▶ [WHAT IS EXPECTED]
Lift every line from the entries that includes the word "chat".

Stored data:
● ● ●

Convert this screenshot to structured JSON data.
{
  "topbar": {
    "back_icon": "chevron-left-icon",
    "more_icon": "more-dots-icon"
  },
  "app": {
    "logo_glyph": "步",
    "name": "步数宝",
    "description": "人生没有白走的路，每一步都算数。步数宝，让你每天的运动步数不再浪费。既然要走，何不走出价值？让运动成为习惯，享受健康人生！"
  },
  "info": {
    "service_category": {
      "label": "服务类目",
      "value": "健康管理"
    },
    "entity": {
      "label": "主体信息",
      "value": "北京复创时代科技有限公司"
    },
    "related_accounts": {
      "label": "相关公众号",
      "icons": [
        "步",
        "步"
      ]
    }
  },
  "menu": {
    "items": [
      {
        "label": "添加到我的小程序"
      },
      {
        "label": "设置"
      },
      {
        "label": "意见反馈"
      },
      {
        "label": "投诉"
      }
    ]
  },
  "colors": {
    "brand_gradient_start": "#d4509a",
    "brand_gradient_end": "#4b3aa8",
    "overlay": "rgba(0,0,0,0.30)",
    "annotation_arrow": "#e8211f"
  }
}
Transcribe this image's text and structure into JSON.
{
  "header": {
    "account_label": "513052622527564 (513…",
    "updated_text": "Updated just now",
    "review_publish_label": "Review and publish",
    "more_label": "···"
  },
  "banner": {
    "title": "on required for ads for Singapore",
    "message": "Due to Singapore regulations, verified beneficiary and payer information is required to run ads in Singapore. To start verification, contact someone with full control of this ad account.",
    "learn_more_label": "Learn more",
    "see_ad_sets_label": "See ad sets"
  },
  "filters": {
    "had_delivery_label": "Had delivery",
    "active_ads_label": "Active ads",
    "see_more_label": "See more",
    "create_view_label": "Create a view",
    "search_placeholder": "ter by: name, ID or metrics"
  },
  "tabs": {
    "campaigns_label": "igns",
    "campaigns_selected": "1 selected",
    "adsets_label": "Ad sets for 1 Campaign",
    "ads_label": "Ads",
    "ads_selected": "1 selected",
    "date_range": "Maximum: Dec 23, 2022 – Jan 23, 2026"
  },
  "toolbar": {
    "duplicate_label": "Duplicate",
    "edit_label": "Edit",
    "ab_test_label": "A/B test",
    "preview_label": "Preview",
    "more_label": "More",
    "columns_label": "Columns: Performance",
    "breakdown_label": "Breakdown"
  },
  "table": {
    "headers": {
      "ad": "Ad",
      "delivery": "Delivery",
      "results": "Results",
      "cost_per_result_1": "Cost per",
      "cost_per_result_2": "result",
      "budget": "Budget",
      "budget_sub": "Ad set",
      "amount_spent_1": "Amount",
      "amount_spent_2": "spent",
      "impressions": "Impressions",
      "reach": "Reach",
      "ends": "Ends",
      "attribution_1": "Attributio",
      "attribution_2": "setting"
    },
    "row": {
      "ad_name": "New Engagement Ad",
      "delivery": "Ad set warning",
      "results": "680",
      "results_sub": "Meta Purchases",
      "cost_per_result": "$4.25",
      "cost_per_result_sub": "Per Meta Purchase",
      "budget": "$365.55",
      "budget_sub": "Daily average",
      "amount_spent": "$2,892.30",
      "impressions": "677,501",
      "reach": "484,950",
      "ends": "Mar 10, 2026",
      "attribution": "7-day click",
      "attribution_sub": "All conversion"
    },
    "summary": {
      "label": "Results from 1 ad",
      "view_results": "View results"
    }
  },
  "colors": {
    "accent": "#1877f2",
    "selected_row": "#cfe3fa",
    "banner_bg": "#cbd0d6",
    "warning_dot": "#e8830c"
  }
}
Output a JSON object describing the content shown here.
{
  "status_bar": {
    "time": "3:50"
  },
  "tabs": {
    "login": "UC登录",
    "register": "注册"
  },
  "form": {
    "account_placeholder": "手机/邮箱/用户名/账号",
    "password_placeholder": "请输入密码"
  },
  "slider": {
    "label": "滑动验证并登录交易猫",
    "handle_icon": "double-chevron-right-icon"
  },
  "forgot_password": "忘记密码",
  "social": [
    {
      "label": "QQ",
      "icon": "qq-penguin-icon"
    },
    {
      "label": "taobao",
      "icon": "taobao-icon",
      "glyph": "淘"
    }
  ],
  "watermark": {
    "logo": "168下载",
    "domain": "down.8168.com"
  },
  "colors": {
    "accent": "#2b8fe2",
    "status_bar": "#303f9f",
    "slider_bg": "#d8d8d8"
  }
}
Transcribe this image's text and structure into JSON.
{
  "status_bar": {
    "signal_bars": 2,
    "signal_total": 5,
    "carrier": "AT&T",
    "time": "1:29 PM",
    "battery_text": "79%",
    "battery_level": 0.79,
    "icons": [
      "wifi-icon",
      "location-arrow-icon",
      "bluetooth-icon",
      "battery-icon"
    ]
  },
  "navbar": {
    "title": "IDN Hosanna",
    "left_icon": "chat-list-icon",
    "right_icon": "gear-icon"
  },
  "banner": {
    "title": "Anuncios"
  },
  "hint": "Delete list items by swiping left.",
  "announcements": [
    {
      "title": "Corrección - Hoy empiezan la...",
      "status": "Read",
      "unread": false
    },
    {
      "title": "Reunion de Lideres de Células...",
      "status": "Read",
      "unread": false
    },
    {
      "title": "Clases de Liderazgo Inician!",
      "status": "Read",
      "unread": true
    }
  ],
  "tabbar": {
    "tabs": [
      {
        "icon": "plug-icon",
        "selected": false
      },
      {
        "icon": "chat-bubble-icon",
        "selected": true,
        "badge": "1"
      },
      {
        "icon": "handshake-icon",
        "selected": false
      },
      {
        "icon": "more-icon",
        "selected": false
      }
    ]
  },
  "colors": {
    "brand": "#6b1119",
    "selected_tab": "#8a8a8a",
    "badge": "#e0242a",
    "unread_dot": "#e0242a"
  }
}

● ● ●

▶ [RESULT FOR THIS TASK]
    "left_icon": "chat-list-icon",
        "icon": "chat-bubble-icon",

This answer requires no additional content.